Set each entry down verbatim, omitting images.

§ RECORDS SHOWN
══════════════════════════════
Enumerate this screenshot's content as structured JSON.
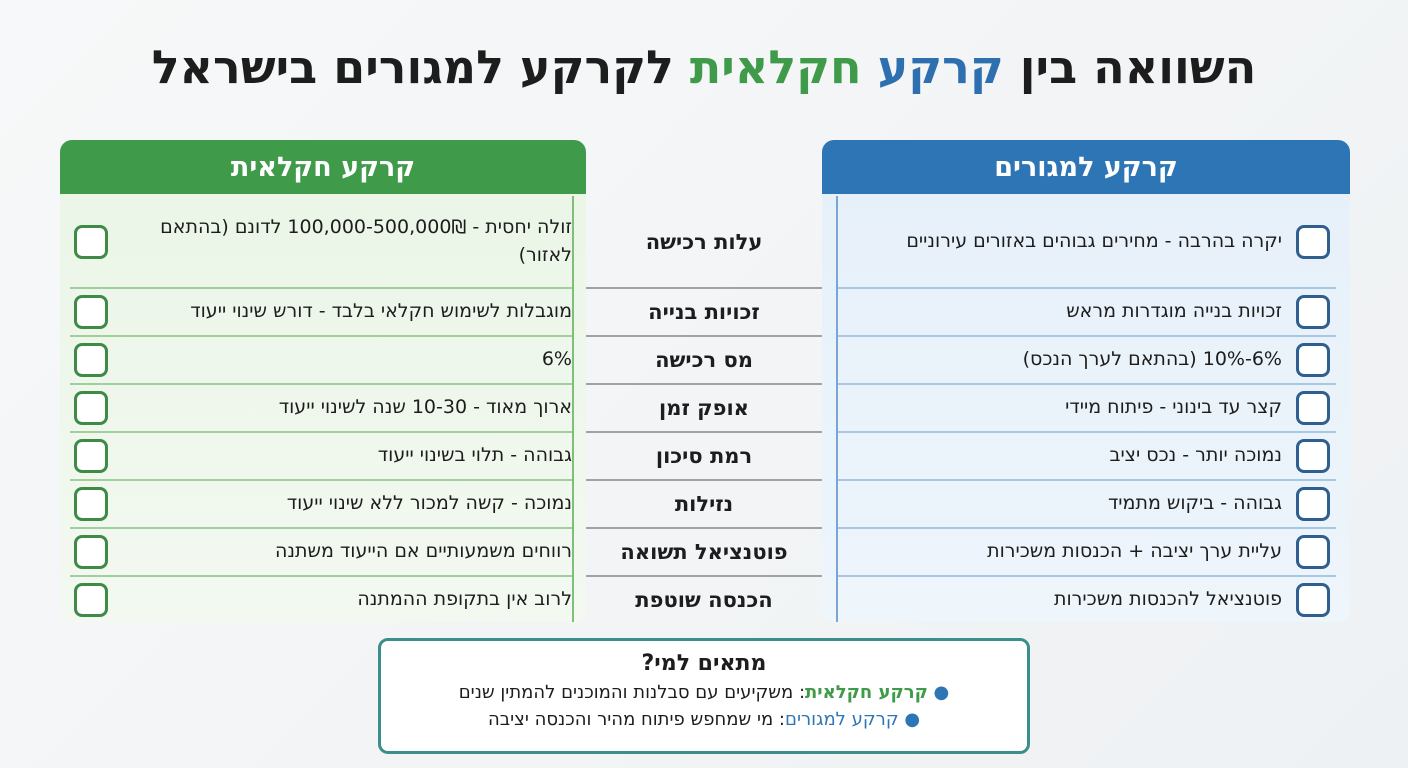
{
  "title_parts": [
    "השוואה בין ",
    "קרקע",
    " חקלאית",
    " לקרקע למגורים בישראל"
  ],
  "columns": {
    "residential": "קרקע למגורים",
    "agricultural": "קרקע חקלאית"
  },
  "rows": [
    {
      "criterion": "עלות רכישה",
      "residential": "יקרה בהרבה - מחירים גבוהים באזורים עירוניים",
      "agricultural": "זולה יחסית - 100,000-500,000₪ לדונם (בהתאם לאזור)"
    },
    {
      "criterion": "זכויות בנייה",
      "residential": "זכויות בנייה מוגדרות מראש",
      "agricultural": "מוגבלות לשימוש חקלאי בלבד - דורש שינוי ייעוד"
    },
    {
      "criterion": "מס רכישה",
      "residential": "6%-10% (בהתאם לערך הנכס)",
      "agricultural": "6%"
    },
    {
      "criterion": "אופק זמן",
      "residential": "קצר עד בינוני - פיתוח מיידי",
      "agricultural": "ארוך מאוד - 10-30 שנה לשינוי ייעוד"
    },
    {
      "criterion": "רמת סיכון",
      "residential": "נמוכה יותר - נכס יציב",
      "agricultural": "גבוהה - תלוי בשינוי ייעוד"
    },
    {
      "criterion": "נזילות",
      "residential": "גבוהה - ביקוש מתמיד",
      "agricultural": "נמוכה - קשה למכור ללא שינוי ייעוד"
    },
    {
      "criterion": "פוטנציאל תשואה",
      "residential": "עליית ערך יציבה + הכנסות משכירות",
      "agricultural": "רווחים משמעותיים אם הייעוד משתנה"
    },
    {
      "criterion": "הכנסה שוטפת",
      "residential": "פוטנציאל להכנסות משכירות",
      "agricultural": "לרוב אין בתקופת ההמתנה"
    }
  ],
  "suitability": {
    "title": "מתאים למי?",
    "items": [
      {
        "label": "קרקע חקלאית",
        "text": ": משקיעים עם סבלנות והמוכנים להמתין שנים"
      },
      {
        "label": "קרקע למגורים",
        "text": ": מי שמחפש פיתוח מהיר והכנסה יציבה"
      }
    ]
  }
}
══════════════════════════════
§ FULL OUTPUT
Enumerate this screenshot's content as structured JSON.
{
  "title_parts": [
    "השוואה בין ",
    "קרקע",
    " חקלאית",
    " לקרקע למגורים בישראל"
  ],
  "columns": {
    "residential": "קרקע למגורים",
    "agricultural": "קרקע חקלאית"
  },
  "rows": [
    {
      "criterion": "עלות רכישה",
      "residential": "יקרה בהרבה - מחירים גבוהים באזורים עירוניים",
      "agricultural": "זולה יחסית - 100,000-500,000₪ לדונם (בהתאם לאזור)"
    },
    {
      "criterion": "זכויות בנייה",
      "residential": "זכויות בנייה מוגדרות מראש",
      "agricultural": "מוגבלות לשימוש חקלאי בלבד - דורש שינוי ייעוד"
    },
    {
      "criterion": "מס רכישה",
      "residential": "6%-10% (בהתאם לערך הנכס)",
      "agricultural": "6%"
    },
    {
      "criterion": "אופק זמן",
      "residential": "קצר עד בינוני - פיתוח מיידי",
      "agricultural": "ארוך מאוד - 10-30 שנה לשינוי ייעוד"
    },
    {
      "criterion": "רמת סיכון",
      "residential": "נמוכה יותר - נכס יציב",
      "agricultural": "גבוהה - תלוי בשינוי ייעוד"
    },
    {
      "criterion": "נזילות",
      "residential": "גבוהה - ביקוש מתמיד",
      "agricultural": "נמוכה - קשה למכור ללא שינוי ייעוד"
    },
    {
      "criterion": "פוטנציאל תשואה",
      "residential": "עליית ערך יציבה + הכנסות משכירות",
      "agricultural": "רווחים משמעותיים אם הייעוד משתנה"
    },
    {
      "criterion": "הכנסה שוטפת",
      "residential": "פוטנציאל להכנסות משכירות",
      "agricultural": "לרוב אין בתקופת ההמתנה"
    }
  ],
  "suitability": {
    "title": "מתאים למי?",
    "items": [
      {
        "label": "קרקע חקלאית",
        "text": ": משקיעים עם סבלנות והמוכנים להמתין שנים"
      },
      {
        "label": "קרקע למגורים",
        "text": ": מי שמחפש פיתוח מהיר והכנסה יציבה"
      }
    ]
  }
}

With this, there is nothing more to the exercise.